To do - Give back the records below exactly, every one, with no pictures.

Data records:

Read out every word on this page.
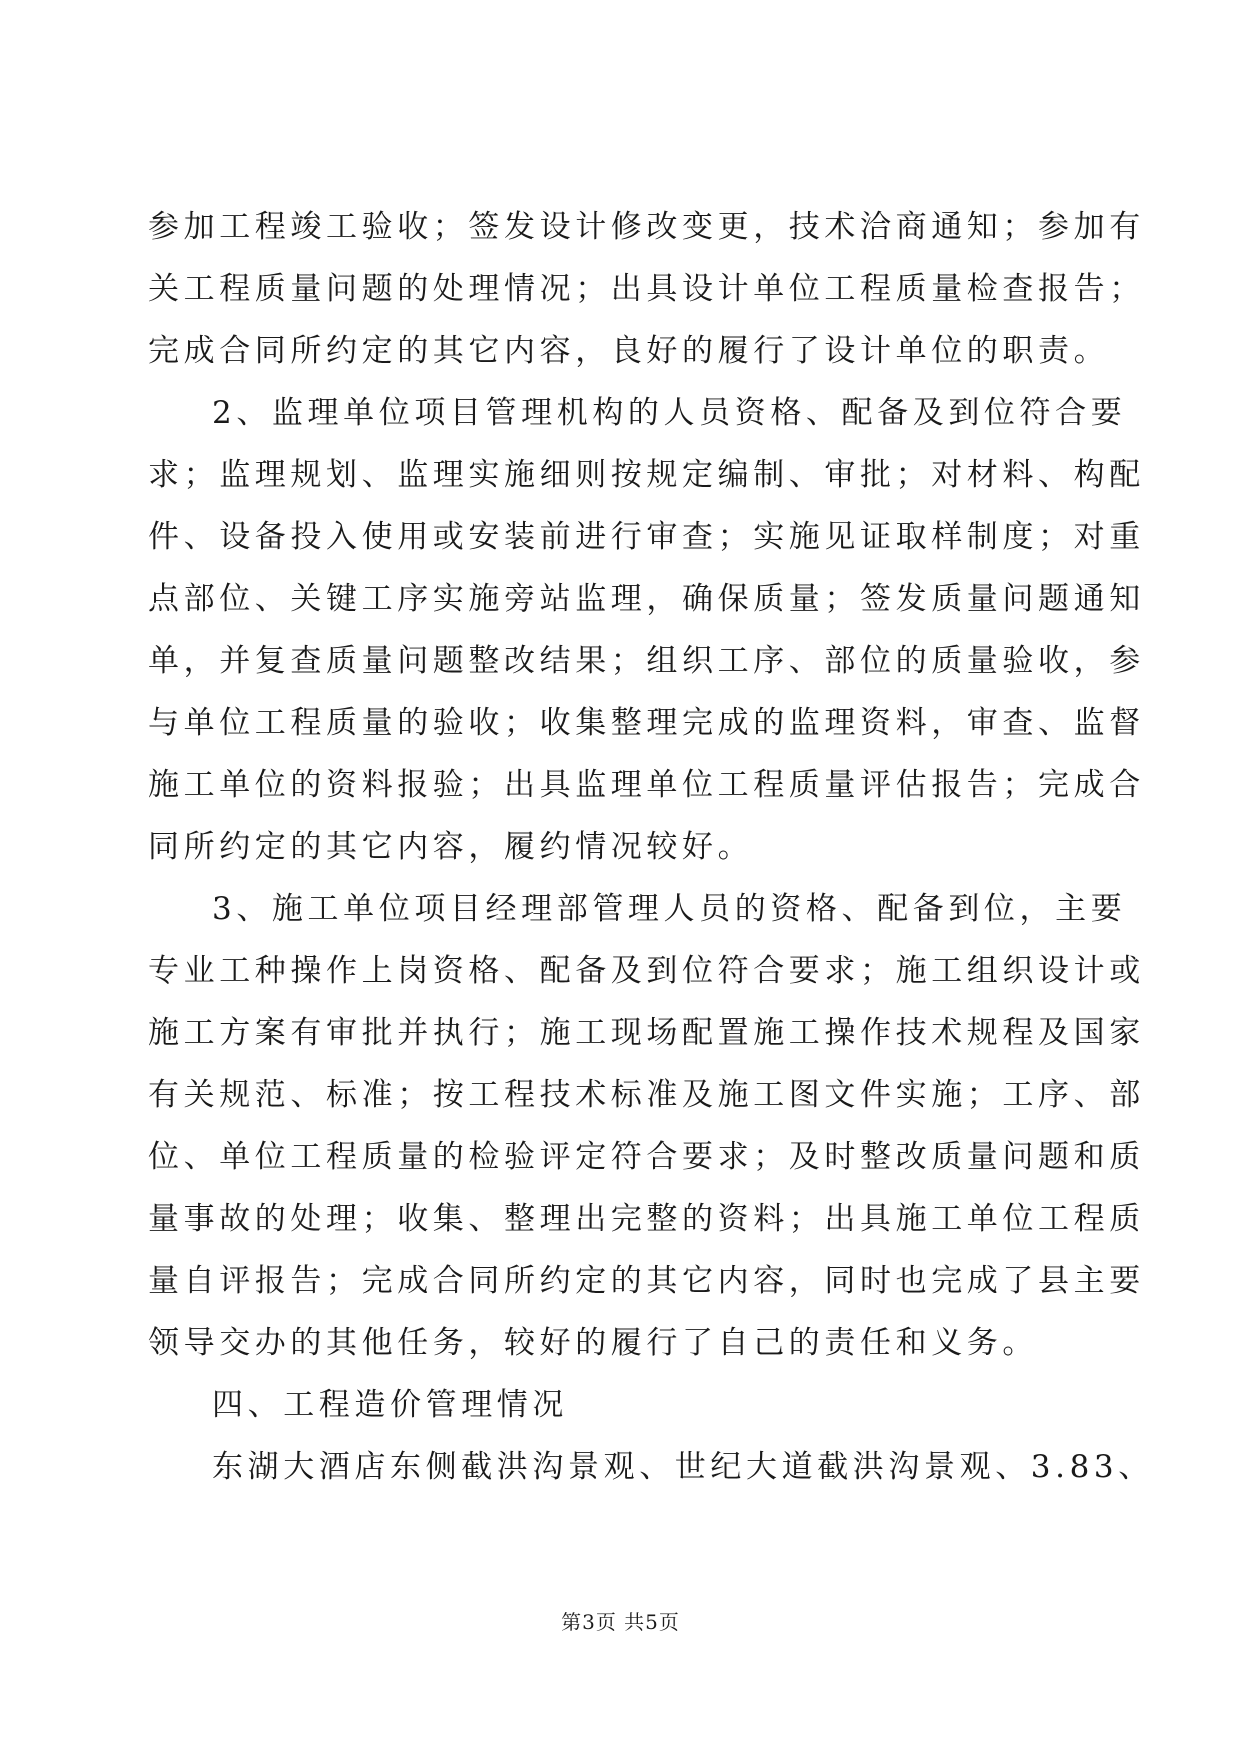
参加工程竣工验收；签发设计修改变更，技术洽商通知；参加有
关工程质量问题的处理情况；出具设计单位工程质量检查报告；
完成合同所约定的其它内容，良好的履行了设计单位的职责。
2、监理单位项目管理机构的人员资格、配备及到位符合要
求；监理规划、监理实施细则按规定编制、审批；对材料、构配
件、设备投入使用或安装前进行审查；实施见证取样制度；对重
点部位、关键工序实施旁站监理，确保质量；签发质量问题通知
单，并复查质量问题整改结果；组织工序、部位的质量验收，参
与单位工程质量的验收；收集整理完成的监理资料，审查、监督
施工单位的资料报验；出具监理单位工程质量评估报告；完成合
同所约定的其它内容，履约情况较好。
3、施工单位项目经理部管理人员的资格、配备到位，主要
专业工种操作上岗资格、配备及到位符合要求；施工组织设计或
施工方案有审批并执行；施工现场配置施工操作技术规程及国家
有关规范、标准；按工程技术标准及施工图文件实施；工序、部
位、单位工程质量的检验评定符合要求；及时整改质量问题和质
量事故的处理；收集、整理出完整的资料；出具施工单位工程质
量自评报告；完成合同所约定的其它内容，同时也完成了县主要
领导交办的其他任务，较好的履行了自己的责任和义务。
四、工程造价管理情况
东湖大酒店东侧截洪沟景观、世纪大道截洪沟景观、3.83、
第3页 共5页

Solved problem -
Read out every word on this page.
参加工程竣工验收；签发设计修改变更，技术洽商通知；参加有
关工程质量问题的处理情况；出具设计单位工程质量检查报告；
完成合同所约定的其它内容，良好的履行了设计单位的职责。
2、监理单位项目管理机构的人员资格、配备及到位符合要
求；监理规划、监理实施细则按规定编制、审批；对材料、构配
件、设备投入使用或安装前进行审查；实施见证取样制度；对重
点部位、关键工序实施旁站监理，确保质量；签发质量问题通知
单，并复查质量问题整改结果；组织工序、部位的质量验收，参
与单位工程质量的验收；收集整理完成的监理资料，审查、监督
施工单位的资料报验；出具监理单位工程质量评估报告；完成合
同所约定的其它内容，履约情况较好。
3、施工单位项目经理部管理人员的资格、配备到位，主要
专业工种操作上岗资格、配备及到位符合要求；施工组织设计或
施工方案有审批并执行；施工现场配置施工操作技术规程及国家
有关规范、标准；按工程技术标准及施工图文件实施；工序、部
位、单位工程质量的检验评定符合要求；及时整改质量问题和质
量事故的处理；收集、整理出完整的资料；出具施工单位工程质
量自评报告；完成合同所约定的其它内容，同时也完成了县主要
领导交办的其他任务，较好的履行了自己的责任和义务。
四、工程造价管理情况
东湖大酒店东侧截洪沟景观、世纪大道截洪沟景观、3.83、
第3页 共5页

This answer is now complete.